Passage —
[start]

SDR - Software Defined Radio


SDR – Software Defined Radio


I love to play with new gadgets and since the age of 12 I used to build radios from valves, transistors  and other electronic components. Then my father acquired a BC-348 (No, not a BC348 transistor) A behemoth of a valve radio receiver a BC-348! I have been interested in Amateur Radio ever since and indeed began a career repairing radios, HiFi, TV sets, satellite and Disco equipment that spanned 26 years. Recently with the advent of single board computing (Raspberry Pi etc.), I have been getting more into merging electronics with computers.

When I first came across the initials SDR I was intrigued. A quick Google search followed by some Youtube watching piqued my interest enormously. Software Defined Radio is where budget Electronics in the shape on a USB radio meets software packages, much of which are free or open source. Do you remember those radio VHF/UHF Scanners that are used to listen to Shortwave transmissions or essential services, these multi £hundred receivers were always on my wish list. Well for a measly £20-30 you can get a USB stick and get into this new wave (OK so it has actually been around since 1984) radio snooping. You buy a stick, download some drivers, install SDR-Radio software and away you go.

Now to get anything useful out of SDR requires a different set of skills to computing, though that will help enormously. SDR is a platform onto which you can build a customised set up that can do a lot more than listen to Amateur and PMR (public mobile radio). You can do radio astronomy, track aircraft routes, pull weather data, decode pagers and utility meters and countless other things. The only real limits is your imagination. You can also setup an SDR server and allow multiple users to use it at the same time. That said you will need to learn about how radio frequency spectrums are used and different demodulation techniques. I will cover the basics below.

Software Defined Radio replaces most of the electronics associated with complex signal processing with software on your PC or Raspberry Pi. This decreases the cost and increases the versatility of the radio receiver. It also allows people to develop their own decoders and demodulators to handle a very wide variety of signals and visualisations.

NooEelec SDR USB Radio receiver inclides 3 aerials/antennae and magnetic mount

So what did I buy? I bought this NooElec NESDR for around £27. I chose this rather than a cheaper one for the following reasons.
  • Multiple aerials to optimise reception on different wavebands
  • Aluminium enclosure to keep interference from PC/laptop out (PC’s radiate tons of interference)
  • A USB extension lead or 1-2metres is a good investment too
  • It covers from frequencies from 25Mhz to 1.7Ghz continuously
  • Popular RTL2832U & R820T2 Realtek chipset
  • Designed to work with Raspberry Pi and Linux as well as Windows
  • Robust enough for portable use as I live in a city and have limited reception
Of course you can buy one much cheaper, but what is 20 odd quid these days. If you want to listen to frequencies below 25Mhz you will need a frequency convertor and they cost more than the SDR.

[end]

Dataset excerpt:
[start]

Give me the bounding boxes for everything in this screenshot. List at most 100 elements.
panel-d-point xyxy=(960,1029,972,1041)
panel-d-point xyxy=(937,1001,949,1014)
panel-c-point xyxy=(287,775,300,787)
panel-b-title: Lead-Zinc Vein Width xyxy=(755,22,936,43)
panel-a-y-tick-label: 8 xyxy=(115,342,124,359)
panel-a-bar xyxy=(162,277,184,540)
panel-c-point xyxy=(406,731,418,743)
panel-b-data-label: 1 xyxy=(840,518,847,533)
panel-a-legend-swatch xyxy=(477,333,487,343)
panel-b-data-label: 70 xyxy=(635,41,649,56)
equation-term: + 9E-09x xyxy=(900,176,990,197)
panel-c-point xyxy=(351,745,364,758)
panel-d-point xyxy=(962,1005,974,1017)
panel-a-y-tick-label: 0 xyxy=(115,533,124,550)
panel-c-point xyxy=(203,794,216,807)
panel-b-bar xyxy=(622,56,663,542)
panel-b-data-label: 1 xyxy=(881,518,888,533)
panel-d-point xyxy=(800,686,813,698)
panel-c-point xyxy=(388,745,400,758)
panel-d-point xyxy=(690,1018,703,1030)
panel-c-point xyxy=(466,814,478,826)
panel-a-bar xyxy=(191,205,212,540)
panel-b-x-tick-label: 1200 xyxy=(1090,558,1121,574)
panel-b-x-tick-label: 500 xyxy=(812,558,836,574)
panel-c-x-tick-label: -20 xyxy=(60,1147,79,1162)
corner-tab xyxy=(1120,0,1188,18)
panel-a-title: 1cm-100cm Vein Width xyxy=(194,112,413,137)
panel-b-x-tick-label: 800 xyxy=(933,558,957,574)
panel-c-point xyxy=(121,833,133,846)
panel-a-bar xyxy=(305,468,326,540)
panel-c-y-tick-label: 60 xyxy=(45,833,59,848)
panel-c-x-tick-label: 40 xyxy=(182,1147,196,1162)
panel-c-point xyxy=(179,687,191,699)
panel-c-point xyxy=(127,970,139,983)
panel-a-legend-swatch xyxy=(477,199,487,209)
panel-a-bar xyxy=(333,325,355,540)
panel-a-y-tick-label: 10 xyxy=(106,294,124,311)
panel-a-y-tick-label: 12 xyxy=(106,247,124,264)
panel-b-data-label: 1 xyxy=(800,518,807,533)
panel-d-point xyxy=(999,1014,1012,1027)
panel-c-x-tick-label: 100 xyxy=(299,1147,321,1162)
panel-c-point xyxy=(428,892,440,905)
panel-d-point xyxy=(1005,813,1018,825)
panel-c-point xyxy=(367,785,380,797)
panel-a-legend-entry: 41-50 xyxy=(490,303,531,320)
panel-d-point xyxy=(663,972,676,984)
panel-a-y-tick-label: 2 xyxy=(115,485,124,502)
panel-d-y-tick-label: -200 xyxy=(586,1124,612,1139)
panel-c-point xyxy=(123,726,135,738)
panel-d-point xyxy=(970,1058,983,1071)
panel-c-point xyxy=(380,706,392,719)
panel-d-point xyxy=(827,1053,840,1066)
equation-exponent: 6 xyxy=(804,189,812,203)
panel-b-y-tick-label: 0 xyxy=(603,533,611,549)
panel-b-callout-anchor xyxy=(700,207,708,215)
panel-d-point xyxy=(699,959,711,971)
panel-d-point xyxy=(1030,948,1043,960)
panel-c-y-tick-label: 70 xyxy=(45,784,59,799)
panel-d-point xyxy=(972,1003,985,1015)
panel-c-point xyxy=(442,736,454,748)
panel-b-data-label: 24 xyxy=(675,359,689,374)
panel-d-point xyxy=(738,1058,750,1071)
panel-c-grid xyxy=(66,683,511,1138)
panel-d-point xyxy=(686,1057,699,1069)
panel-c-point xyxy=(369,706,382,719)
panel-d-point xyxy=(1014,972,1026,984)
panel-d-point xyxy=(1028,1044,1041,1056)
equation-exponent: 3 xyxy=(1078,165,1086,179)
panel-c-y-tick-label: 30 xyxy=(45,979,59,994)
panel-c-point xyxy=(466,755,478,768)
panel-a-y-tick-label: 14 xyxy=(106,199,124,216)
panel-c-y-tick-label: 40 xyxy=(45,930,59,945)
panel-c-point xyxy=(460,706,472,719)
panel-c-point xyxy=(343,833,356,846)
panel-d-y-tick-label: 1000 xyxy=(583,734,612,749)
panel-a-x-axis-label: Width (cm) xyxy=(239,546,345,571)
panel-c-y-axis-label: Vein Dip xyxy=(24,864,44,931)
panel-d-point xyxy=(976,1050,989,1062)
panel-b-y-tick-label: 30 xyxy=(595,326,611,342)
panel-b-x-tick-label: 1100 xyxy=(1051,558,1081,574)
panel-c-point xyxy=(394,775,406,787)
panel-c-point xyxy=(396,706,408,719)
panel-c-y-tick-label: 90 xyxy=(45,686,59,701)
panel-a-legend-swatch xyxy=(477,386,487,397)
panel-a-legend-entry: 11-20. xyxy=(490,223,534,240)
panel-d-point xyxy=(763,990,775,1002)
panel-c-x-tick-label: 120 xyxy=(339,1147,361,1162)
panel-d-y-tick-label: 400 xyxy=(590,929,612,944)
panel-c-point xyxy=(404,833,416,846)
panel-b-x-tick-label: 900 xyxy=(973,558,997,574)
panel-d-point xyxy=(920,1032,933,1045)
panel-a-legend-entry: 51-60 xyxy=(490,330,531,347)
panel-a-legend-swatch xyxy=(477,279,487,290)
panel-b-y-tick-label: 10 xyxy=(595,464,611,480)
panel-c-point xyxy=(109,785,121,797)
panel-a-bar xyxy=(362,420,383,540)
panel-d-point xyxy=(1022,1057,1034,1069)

[end]

What you need to do —
**a)** Turn the records into a JSON list of strings, one string per line with blank lines omitted. Start at the first line of the records and go through the line containing "panel-c-point xyxy=(406,731,418,743)".
**b)** Continue the passage on software defined radio from the point where it stops.

Exercise responses —
**a)**
[
  "Give me the bounding boxes for everything in this screenshot. List at most 100 elements.",
  "panel-d-point xyxy=(960,1029,972,1041)",
  "panel-d-point xyxy=(937,1001,949,1014)",
  "panel-c-point xyxy=(287,775,300,787)",
  "panel-b-title: Lead-Zinc Vein Width xyxy=(755,22,936,43)",
  "panel-a-y-tick-label: 8 xyxy=(115,342,124,359)",
  "panel-a-bar xyxy=(162,277,184,540)",
  "panel-c-point xyxy=(406,731,418,743)"
]

**b)**
Aluminium case gets quite hot!

So how do we get SDR up and running?

Linux/Raspbian INSTALLATION

If you are running Linux then you need to read Chaim Kraus excellent articles on Ubuntu and Raspberry Pi. If you are running any other Debian distro you should be able to use the same info.
If you are running Windows you will be disappointed by the lack of drivers or a manual, this is because the SDR is aimed at the hobby market and the permutations are unlimited. Do not worry,

Windows Installation

Driver
Plug in the SDR and the aerial into the USB SDR. Then download Zadig, this will detect what version of hardware you have and download the correct driver. Simply follow the instruction on their website.
Software
To control the radio we need software and there is a massive choice, you will undoubtedly use many different packages as you become more accomplished and discover new uses for SDR. A great starting one for Windows as SDR#, pronounced SDR sharp. Download this from Airspy.com.
Unzip the sdrsharp-x6.zip folder and copy the extracted sdrsharp-x86 folder to C:\program files\.
Go to that folder and right click SDRSharp.exe, create a shortcut on your desktop but leave this folder minimized as you may need to add more programs and dll’s into it. Right click the desktop shortcut and select the ‘compatability mode’ tab, select ‘Run as Administrator’ at the bottom and close it. Then double click the SDRSharp shortcut. At the top left hand corner select the first dropdown control and select ‘RTL-SDR (usb)’ there is a great video on Youtube. You will find a lot of controls to twiddle, don’t worry I will take you through the basics.

Modulation and Demodulation

AM FM

The basic RF (radio frequency) signal that a radio transmits is called the carrier, it is a sine wave and it gets varied somehow to carry the information to the end user. You have probably heard of AM and FM radio (not the frequency wavebands, the modulation).

AM (Amplitude Modulation) modulates the signal by varying it’s strength in time with the voice or music.

FM (Frequency Modulation) transmits information by varying the frequency of the carrier by a relatively small amount. On SDR radio you will see NBFM which is around 12.5Khz variation and WFM or WBFM which is 75Khz (or 50Khz in USA) .

You can also tweak the bandwidth of the demodulator either by the settings, or right clicking the side of grey area on the frequency marker and dragging it. Generally speaking broadcast public radio is WFM and private radio is NBFM as it it speech only and this allows channels to be closer together. FM transmission is generally used from 50Mhz upwards, though there are exceptions.

SSB – DSB - Sidebands


Every RF carrier that is modulated has sidebands, this is where the information is held, the actual sine wave remains constant, the higher the frequency that modulates the signal the further apart form the carrier the sidebands become. So if a 1Mhz signals is modulated by 10Khz, the sidebands will be at 990Khz and 1010Khz (1000Khz to 1Mhz). Now if we want to use the broadcast wavelength efficiently we are actually transmitting a lot of redundant data. The carrier is not really necessary as it is just a constant sine wave, if we get rid of it we will have DSB or double side band. (More correctly known as DBSC double sideband suppressed carrier).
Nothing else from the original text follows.